(Data entries)
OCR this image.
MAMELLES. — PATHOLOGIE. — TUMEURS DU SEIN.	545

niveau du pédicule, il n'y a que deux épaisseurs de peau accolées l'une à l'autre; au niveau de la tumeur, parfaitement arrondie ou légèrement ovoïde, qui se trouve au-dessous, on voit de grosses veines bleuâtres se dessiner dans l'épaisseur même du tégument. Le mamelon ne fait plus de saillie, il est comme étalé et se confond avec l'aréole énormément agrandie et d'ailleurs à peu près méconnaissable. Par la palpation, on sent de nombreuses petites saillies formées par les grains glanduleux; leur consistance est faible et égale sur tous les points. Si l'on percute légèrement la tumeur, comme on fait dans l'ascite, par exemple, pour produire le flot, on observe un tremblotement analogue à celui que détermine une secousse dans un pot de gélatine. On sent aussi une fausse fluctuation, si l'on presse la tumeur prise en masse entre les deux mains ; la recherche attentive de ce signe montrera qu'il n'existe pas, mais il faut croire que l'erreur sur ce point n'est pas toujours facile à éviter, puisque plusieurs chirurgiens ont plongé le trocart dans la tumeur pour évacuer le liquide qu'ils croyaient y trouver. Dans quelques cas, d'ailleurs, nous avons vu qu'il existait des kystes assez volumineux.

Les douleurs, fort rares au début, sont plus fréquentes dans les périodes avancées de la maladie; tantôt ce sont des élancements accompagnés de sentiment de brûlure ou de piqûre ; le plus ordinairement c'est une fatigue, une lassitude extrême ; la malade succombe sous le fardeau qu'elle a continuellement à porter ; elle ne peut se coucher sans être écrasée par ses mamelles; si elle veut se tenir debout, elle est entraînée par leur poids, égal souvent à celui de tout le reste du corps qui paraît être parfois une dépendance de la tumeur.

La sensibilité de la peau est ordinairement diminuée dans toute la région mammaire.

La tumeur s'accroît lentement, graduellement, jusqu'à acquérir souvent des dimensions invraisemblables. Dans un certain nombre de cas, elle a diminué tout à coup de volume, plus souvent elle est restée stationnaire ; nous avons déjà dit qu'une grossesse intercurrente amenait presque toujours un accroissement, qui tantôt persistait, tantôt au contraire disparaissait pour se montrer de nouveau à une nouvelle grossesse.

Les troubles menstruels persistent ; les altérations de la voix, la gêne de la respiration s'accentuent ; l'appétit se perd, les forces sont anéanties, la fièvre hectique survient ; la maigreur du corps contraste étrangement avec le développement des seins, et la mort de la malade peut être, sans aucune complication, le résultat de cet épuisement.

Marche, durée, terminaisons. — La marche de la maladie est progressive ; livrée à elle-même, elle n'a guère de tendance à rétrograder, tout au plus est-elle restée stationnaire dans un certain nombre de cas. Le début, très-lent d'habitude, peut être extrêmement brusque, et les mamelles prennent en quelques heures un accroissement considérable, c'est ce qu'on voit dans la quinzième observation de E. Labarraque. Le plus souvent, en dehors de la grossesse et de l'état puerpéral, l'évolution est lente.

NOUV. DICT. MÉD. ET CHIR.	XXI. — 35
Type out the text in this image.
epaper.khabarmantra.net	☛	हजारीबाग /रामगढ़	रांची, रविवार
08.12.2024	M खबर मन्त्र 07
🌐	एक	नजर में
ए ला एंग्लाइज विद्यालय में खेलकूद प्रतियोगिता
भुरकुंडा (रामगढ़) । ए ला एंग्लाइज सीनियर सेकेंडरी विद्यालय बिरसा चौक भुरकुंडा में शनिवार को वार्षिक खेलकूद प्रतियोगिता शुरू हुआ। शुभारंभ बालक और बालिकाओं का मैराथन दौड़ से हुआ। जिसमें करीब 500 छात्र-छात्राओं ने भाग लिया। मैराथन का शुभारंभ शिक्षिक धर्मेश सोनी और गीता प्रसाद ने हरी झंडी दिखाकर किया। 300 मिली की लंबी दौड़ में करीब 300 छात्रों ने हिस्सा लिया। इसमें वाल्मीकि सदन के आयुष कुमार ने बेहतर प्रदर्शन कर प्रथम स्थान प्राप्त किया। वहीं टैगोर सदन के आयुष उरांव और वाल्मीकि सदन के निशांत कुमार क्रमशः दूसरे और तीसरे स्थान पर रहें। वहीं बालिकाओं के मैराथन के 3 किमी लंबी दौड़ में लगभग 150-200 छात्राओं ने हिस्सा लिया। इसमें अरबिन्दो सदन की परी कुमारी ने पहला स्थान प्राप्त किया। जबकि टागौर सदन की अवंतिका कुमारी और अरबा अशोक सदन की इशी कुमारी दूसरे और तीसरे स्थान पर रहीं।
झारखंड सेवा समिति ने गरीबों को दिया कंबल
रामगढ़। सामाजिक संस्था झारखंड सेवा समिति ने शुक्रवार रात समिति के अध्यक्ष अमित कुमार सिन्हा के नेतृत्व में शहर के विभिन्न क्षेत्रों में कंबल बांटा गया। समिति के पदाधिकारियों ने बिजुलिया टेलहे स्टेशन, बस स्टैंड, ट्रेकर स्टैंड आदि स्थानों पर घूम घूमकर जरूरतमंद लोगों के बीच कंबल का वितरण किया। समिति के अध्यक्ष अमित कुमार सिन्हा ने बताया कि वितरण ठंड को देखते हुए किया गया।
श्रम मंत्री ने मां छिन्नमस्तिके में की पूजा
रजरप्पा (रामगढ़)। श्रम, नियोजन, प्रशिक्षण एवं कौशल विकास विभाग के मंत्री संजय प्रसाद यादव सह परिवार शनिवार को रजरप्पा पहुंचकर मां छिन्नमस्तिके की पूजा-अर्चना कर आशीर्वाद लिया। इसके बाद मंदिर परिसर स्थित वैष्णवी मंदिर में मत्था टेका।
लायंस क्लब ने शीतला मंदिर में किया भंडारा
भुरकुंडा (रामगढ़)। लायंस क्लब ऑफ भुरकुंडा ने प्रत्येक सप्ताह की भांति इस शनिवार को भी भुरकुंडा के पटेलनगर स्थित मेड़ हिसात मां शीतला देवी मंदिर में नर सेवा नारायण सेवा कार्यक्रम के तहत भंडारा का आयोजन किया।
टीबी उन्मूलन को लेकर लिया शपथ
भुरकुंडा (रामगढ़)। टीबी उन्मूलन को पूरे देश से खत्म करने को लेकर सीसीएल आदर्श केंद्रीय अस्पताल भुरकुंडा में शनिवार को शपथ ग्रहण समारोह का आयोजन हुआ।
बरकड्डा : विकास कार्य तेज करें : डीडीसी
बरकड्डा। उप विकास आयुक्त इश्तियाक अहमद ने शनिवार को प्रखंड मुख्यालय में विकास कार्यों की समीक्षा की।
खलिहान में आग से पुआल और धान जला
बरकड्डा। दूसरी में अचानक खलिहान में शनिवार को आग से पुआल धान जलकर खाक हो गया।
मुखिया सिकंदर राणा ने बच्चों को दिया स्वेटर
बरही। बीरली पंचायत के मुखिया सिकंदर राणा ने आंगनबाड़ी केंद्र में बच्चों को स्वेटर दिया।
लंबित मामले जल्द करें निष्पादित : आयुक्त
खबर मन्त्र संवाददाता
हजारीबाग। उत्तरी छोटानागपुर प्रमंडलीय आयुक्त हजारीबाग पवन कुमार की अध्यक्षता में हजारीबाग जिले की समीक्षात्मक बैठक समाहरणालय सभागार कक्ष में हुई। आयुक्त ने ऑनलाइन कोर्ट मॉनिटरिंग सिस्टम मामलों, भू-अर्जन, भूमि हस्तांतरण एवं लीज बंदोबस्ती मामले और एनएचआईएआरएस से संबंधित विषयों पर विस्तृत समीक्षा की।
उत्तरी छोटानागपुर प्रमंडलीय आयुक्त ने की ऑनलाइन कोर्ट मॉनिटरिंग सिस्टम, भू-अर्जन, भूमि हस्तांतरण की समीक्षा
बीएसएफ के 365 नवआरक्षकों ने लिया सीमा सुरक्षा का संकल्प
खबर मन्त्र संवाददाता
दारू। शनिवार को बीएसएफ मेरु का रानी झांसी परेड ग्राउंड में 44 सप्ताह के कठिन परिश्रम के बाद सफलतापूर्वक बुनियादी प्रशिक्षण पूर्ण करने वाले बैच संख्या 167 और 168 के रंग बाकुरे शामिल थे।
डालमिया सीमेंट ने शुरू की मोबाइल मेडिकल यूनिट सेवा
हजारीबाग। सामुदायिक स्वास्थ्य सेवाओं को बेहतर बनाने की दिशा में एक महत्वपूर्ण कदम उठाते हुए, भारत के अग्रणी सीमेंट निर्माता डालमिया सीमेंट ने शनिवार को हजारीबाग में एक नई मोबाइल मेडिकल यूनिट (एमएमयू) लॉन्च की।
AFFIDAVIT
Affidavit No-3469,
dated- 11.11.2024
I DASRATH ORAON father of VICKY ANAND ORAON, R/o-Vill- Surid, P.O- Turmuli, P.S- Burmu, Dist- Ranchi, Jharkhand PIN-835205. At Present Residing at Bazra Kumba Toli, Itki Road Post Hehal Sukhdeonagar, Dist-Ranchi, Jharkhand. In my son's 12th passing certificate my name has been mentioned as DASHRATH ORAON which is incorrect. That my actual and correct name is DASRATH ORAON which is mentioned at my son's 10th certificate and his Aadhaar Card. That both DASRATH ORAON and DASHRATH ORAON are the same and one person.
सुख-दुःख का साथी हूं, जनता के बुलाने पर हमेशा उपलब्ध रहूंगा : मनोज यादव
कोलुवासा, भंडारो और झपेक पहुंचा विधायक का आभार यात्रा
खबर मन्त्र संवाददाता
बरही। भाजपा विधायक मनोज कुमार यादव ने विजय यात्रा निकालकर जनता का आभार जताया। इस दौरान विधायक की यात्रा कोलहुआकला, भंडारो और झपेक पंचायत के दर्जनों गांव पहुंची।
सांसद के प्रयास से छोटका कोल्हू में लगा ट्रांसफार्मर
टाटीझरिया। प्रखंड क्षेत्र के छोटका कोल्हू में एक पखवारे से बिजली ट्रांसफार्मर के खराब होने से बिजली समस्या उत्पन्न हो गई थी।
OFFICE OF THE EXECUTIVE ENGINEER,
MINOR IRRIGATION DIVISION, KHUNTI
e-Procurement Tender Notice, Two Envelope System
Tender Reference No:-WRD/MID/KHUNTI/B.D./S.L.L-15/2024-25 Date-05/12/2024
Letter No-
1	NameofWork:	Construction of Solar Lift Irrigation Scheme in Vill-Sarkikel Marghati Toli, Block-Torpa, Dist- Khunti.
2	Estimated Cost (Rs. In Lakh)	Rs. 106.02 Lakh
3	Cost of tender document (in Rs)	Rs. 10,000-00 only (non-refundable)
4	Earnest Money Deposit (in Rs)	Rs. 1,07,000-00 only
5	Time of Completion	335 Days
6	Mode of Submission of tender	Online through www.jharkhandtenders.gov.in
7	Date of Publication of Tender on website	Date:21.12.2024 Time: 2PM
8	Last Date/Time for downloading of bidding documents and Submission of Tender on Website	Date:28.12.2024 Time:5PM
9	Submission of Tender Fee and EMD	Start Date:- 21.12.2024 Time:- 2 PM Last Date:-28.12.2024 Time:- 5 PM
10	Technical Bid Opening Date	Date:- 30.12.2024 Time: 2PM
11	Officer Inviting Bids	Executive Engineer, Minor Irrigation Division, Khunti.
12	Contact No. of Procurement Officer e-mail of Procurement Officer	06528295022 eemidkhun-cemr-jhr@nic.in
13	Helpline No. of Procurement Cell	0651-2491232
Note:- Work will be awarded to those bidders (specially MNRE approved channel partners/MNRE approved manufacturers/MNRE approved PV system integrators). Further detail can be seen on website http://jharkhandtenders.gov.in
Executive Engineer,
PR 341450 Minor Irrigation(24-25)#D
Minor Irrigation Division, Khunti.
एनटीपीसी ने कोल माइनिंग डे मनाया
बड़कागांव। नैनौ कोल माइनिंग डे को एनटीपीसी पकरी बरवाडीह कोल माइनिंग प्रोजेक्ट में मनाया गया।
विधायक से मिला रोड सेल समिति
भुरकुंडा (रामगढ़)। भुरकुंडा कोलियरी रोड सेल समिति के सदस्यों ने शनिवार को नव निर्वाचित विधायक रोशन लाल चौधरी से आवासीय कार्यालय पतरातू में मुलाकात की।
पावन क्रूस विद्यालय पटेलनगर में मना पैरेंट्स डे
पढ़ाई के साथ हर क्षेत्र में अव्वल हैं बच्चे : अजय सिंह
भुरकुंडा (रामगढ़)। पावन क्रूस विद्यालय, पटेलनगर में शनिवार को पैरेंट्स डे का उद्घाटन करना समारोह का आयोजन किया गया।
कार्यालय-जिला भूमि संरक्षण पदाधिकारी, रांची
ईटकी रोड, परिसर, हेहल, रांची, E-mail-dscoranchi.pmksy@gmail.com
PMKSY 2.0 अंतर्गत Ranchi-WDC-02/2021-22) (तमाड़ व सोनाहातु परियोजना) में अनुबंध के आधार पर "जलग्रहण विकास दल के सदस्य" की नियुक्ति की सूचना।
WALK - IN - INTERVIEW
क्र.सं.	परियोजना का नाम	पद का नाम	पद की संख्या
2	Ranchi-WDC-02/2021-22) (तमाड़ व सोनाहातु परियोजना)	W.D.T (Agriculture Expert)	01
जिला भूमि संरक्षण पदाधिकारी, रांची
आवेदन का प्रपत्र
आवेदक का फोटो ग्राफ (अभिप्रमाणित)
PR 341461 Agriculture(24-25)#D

● Problem requirements: Return each full line of the entries that contains the word "only".

● Task answer:
3	Cost of tender document (in Rs)	Rs. 10,000-00 only (non-refundable)
4	Earnest Money Deposit (in Rs)	Rs. 1,07,000-00 only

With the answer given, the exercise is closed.